WHAT TO DO:
Copy out all lines where "gutem" appears.

INPUT MATERIAL:
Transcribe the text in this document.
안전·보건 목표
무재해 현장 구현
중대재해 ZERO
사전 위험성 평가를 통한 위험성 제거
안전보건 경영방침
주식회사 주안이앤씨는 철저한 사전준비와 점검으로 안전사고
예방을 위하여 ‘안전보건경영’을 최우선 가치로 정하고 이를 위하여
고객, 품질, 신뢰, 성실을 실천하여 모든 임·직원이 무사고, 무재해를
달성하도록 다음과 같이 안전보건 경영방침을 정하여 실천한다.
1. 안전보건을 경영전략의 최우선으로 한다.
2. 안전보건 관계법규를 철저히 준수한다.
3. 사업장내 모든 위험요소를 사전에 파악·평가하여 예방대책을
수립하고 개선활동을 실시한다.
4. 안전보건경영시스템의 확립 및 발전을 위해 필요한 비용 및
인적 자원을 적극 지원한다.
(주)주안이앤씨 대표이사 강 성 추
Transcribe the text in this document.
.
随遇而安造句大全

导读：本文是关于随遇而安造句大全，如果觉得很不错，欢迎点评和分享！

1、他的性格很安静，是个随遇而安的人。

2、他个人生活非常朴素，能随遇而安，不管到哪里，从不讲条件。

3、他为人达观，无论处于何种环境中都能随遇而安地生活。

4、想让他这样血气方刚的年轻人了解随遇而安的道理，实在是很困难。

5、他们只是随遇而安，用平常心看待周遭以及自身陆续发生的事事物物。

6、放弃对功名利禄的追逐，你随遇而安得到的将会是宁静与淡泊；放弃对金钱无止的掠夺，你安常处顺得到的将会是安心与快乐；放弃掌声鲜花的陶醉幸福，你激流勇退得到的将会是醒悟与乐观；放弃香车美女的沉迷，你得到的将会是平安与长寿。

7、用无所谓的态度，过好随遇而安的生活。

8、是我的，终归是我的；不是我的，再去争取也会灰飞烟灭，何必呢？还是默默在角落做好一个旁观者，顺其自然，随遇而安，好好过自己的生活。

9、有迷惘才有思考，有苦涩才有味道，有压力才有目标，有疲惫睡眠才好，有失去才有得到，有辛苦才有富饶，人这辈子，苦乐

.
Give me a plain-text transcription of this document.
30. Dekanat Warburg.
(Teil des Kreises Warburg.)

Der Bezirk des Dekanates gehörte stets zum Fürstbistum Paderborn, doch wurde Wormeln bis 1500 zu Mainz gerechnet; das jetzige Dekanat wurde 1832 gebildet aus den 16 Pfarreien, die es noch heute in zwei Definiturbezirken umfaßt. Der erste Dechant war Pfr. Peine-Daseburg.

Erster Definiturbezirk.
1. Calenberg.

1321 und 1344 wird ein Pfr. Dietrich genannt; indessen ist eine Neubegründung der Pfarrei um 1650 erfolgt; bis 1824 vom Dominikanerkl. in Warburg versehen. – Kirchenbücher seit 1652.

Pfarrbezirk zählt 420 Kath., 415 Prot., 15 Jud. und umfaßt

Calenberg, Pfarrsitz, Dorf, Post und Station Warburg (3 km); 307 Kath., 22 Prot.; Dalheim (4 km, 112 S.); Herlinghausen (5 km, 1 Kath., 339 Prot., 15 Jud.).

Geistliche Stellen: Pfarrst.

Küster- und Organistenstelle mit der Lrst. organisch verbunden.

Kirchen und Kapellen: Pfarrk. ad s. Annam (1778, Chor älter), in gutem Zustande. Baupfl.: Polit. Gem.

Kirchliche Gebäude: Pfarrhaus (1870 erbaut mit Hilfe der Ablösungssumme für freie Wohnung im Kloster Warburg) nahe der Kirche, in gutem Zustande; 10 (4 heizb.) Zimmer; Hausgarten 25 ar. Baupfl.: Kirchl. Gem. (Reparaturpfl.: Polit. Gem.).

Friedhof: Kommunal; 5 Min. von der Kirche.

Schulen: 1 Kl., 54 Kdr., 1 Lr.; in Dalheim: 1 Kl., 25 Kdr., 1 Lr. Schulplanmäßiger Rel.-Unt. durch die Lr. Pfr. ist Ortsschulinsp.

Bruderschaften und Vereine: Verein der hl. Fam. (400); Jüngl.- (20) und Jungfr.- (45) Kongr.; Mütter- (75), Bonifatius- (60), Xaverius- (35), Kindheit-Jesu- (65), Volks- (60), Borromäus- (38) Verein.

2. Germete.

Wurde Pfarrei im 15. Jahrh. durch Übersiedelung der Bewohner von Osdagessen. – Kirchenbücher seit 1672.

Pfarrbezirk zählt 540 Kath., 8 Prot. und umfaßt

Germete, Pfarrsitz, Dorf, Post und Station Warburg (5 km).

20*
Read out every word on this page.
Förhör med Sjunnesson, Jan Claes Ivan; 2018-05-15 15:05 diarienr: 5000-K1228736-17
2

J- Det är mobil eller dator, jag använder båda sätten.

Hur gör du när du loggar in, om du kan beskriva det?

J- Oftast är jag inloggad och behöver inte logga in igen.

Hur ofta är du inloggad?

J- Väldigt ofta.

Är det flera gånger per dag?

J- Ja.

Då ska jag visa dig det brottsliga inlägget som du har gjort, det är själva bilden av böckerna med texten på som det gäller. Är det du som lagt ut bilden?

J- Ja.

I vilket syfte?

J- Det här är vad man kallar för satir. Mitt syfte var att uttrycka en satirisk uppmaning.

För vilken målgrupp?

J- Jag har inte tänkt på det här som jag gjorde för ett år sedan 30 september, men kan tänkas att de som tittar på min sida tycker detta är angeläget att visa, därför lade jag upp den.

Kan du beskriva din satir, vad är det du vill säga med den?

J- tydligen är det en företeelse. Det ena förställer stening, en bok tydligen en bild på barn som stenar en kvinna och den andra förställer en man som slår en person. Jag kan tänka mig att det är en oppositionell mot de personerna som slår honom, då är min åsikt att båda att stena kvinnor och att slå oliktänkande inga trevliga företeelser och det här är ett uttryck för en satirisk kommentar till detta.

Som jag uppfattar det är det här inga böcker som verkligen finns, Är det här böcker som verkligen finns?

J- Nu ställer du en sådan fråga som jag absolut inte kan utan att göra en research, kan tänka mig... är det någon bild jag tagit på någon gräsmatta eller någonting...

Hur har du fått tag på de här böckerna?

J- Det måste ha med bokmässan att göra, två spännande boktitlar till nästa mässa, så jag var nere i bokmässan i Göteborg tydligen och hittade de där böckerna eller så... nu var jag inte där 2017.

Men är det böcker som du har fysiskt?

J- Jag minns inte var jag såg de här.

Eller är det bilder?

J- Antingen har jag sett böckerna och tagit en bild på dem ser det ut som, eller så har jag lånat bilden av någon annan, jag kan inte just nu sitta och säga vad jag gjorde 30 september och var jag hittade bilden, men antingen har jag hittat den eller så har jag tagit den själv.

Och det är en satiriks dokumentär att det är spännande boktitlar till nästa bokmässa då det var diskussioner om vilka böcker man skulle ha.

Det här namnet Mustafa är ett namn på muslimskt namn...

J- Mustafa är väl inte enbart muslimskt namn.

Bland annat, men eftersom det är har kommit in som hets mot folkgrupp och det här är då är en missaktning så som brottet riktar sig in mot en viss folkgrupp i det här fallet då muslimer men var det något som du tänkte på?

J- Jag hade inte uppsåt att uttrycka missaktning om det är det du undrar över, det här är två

EXERCISE SOLUTION:
Kirchen und Kapellen: Pfarrk. ad s. Annam (1778, Chor älter), in gutem Zustande. Baupfl.: Polit. Gem.
Kirchliche Gebäude: Pfarrhaus (1870 erbaut mit Hilfe der Ablösungssumme für freie Wohnung im Kloster Warburg) nahe der Kirche, in gutem Zustande; 10 (4 heizb.) Zimmer; Hausgarten 25 ar. Baupfl.: Kirchl. Gem. (Reparaturpfl.: Polit. Gem.).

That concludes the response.